### Given task
Return the lines beginning at the one that contains "Output the text content of this document." and running to the end of the records, exactly and with nothing else. Omit pictures.
─── Extracted data
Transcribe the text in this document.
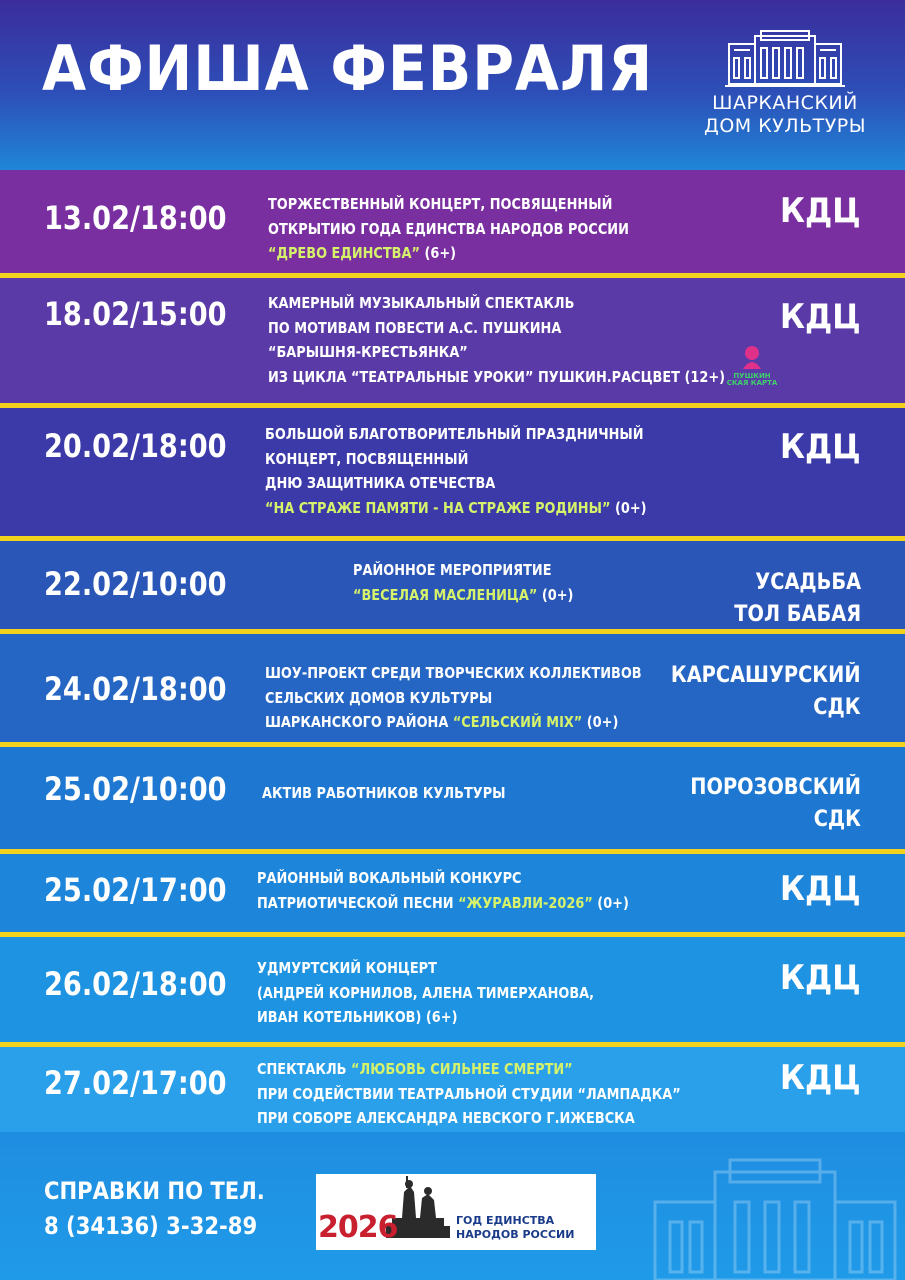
АФИША ФЕВРАЛЯ	ШАРКАНСКИЙ
ДОМ КУЛЬТУРЫ
13.02/18:00	ТОРЖЕСТВЕННЫЙ КОНЦЕРТ, ПОСВЯЩЕННЫЙ
ОТКРЫТИЮ ГОДА ЕДИНСТВА НАРОДОВ РОССИИ
“ДРЕВО ЕДИНСТВА” (6+)
КДЦ
18.02/15:00	КАМЕРНЫЙ МУЗЫКАЛЬНЫЙ СПЕКТАКЛЬ
ПО МОТИВАМ ПОВЕСТИ А.С. ПУШКИНА
“БАРЫШНЯ-КРЕСТЬЯНКА”
ИЗ ЦИКЛА “ТЕАТРАЛЬНЫЕ УРОКИ” ПУШКИН.РАСЦВЕТ (12+)
КДЦ
20.02/18:00	БОЛЬШОЙ БЛАГОТВОРИТЕЛЬНЫЙ ПРАЗДНИЧНЫЙ
КОНЦЕРТ, ПОСВЯЩЕННЫЙ
ДНЮ ЗАЩИТНИКА ОТЕЧЕСТВА
“НА СТРАЖЕ ПАМЯТИ - НА СТРАЖЕ РОДИНЫ” (0+)
КДЦ
22.02/10:00	РАЙОННОЕ МЕРОПРИЯТИЕ
“ВЕСЕЛАЯ МАСЛЕНИЦА” (0+)	УСАДЬБА
ТОЛ БАБАЯ
24.02/18:00	ШОУ-ПРОЕКТ СРЕДИ ТВОРЧЕСКИХ КОЛЛЕКТИВОВ
СЕЛЬСКИХ ДОМОВ КУЛЬТУРЫ
ШАРКАНСКОГО РАЙОНА “СЕЛЬСКИЙ MIX” (0+)
КАРСАШУРСКИЙ
СДК
25.02/10:00 АКТИВ РАБОТНИКОВ КУЛЬТУРЫ	ПОРОЗОВСКИЙ
СДК
25.02/17:00 РАЙОННЫЙ ВОКАЛЬНЫЙ КОНКУРС
ПАТРИОТИЧЕСКОЙ ПЕСНИ “ЖУРАВЛИ-2026” (0+)	КДЦ
26.02/18:00 УДМУРТСКИЙ КОНЦЕРТ
(АНДРЕЙ КОРНИЛОВ, АЛЕНА ТИМЕРХАНОВА,
ИВАН КОТЕЛЬНИКОВ) (6+)
КДЦ
27.02/17:00 СПЕКТАКЛЬ “ЛЮБОВЬ СИЛЬНЕЕ СМЕРТИ”
ПРИ СОДЕЙСТВИИ ТЕАТРАЛЬНОЙ СТУДИИ “ЛАМПАДКА”
ПРИ СОБОРЕ АЛЕКСАНДРА НЕВСКОГО Г.ИЖЕВСКА
КДЦ
ПУШКИН СКАЯ КАРТА
СПРАВКИ ПО ТЕЛ.
8 (34136) 3-32-89 2026	ГОД ЕДИНСТВА
НАРОДОВ РОССИИ
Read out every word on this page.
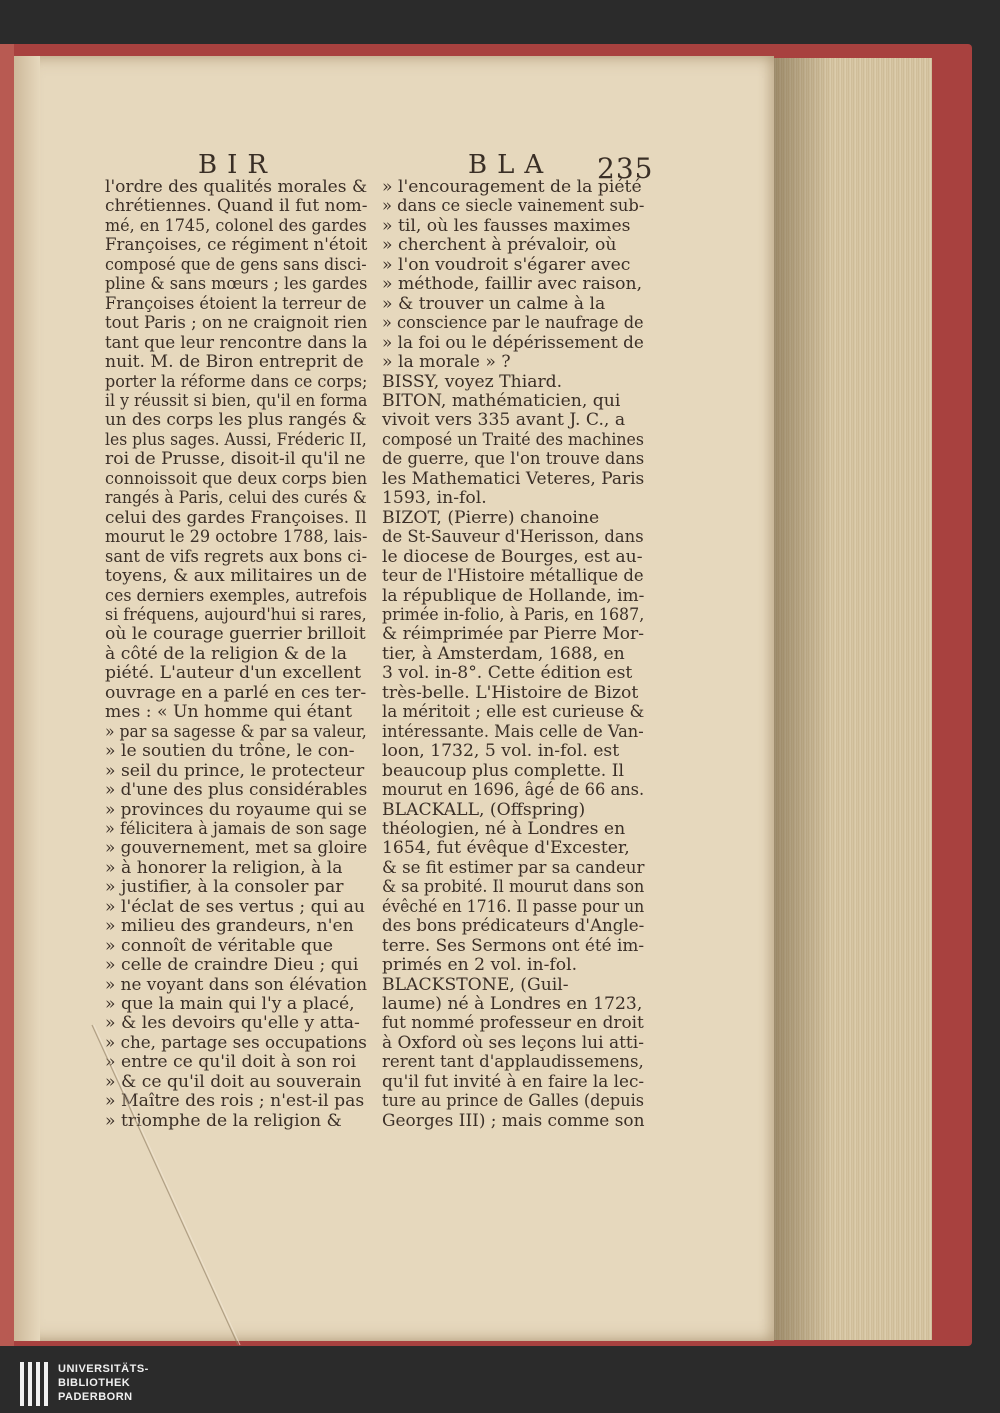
BIR	BLA 235
l'ordre des qualités morales &
chrétiennes. Quand il fut nom-
mé, en 1745, colonel des gardes
Françoises, ce régiment n'étoit
composé que de gens sans disci-
pline & sans mœurs ; les gardes
Françoises étoient la terreur de
tout Paris ; on ne craignoit rien
tant que leur rencontre dans la
nuit. M. de Biron entreprit de
porter la réforme dans ce corps;
il y réussit si bien, qu'il en forma
un des corps les plus rangés &
les plus sages. Aussi, Fréderic II,
roi de Prusse, disoit-il qu'il ne
connoissoit que deux corps bien
rangés à Paris, celui des curés &
celui des gardes Françoises. Il
mourut le 29 octobre 1788, lais-
sant de vifs regrets aux bons ci-
toyens, & aux militaires un de
ces derniers exemples, autrefois
si fréquens, aujourd'hui si rares,
où le courage guerrier brilloit
à côté de la religion & de la
piété. L'auteur d'un excellent
ouvrage en a parlé en ces ter-
mes : « Un homme qui étant
» par sa sagesse & par sa valeur,
» le soutien du trône, le con-
» seil du prince, le protecteur
» d'une des plus considérables
» provinces du royaume qui se
» félicitera à jamais de son sage
» gouvernement, met sa gloire
» à honorer la religion, à la
» justifier, à la consoler par
» l'éclat de ses vertus ; qui au
» milieu des grandeurs, n'en
» connoît de véritable que
» celle de craindre Dieu ; qui
» ne voyant dans son élévation
» que la main qui l'y a placé,
» & les devoirs qu'elle y atta-
» che, partage ses occupations
» entre ce qu'il doit à son roi
» & ce qu'il doit au souverain
» Maître des rois ; n'est-il pas
» triomphe de la religion &
» l'encouragement de la piété
» dans ce siecle vainement sub-
» til, où les fausses maximes
» cherchent à prévaloir, où
» l'on voudroit s'égarer avec
» méthode, faillir avec raison,
» & trouver un calme à la
» conscience par le naufrage de
» la foi ou le dépérissement de
» la morale » ?
BISSY, voyez Thiard.
BITON, mathématicien, qui
vivoit vers 335 avant J. C., a
composé un Traité des machines
de guerre, que l'on trouve dans
les Mathematici Veteres, Paris
1593, in-fol.
BIZOT, (Pierre) chanoine
de St-Sauveur d'Herisson, dans
le diocese de Bourges, est au-
teur de l'Histoire métallique de
la république de Hollande, im-
primée in-folio, à Paris, en 1687,
& réimprimée par Pierre Mor-
tier, à Amsterdam, 1688, en
3 vol. in-8°. Cette édition est
très-belle. L'Histoire de Bizot
la méritoit ; elle est curieuse &
intéressante. Mais celle de Van-
loon, 1732, 5 vol. in-fol. est
beaucoup plus complette. Il
mourut en 1696, âgé de 66 ans.
BLACKALL, (Offspring)
théologien, né à Londres en
1654, fut évêque d'Excester,
& se fit estimer par sa candeur
& sa probité. Il mourut dans son
évêché en 1716. Il passe pour un
des bons prédicateurs d'Angle-
terre. Ses Sermons ont été im-
primés en 2 vol. in-fol.
BLACKSTONE, (Guil-
laume) né à Londres en 1723,
fut nommé professeur en droit
à Oxford où ses leçons lui atti-
rerent tant d'applaudissemens,
qu'il fut invité à en faire la lec-
ture au prince de Galles (depuis
Georges III) ; mais comme son
UNIVERSITÄTS-
BIBLIOTHEK
PADERBORN
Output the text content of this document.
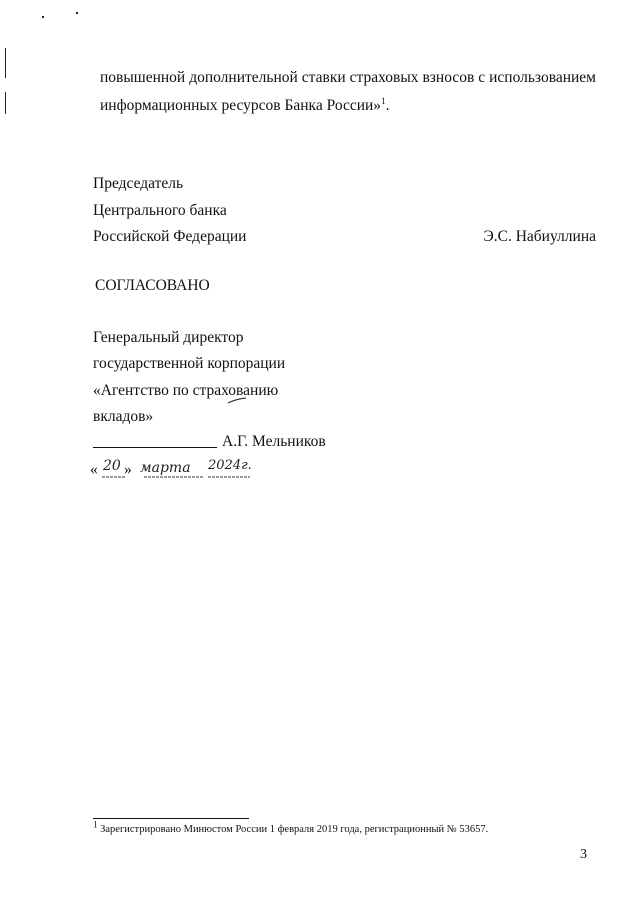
повышенной дополнительной ставки страховых взносов с использованием
информационных ресурсов Банка России»$^1$.
Председатель
Центрального банка
Российской Федерации	Э.С. Набиуллина
СОГЛАСОВАНО
Генеральный директор
государственной корпорации
«Агентство по страхованию
вкладов»
А.Г. Мельников
« 20 » марта 2024г.
1 Зарегистрировано Минюстом России 1 февраля 2019 года, регистрационный № 53657.
3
──────
### Problem solution
Output the text content of this document.
повышенной дополнительной ставки страховых взносов с использованием
информационных ресурсов Банка России»$^1$.
Председатель
Центрального банка
Российской Федерации	Э.С. Набиуллина
СОГЛАСОВАНО
Генеральный директор
государственной корпорации
«Агентство по страхованию
вкладов»
А.Г. Мельников
« 20 » марта 2024г.
1 Зарегистрировано Минюстом России 1 февраля 2019 года, регистрационный № 53657.
3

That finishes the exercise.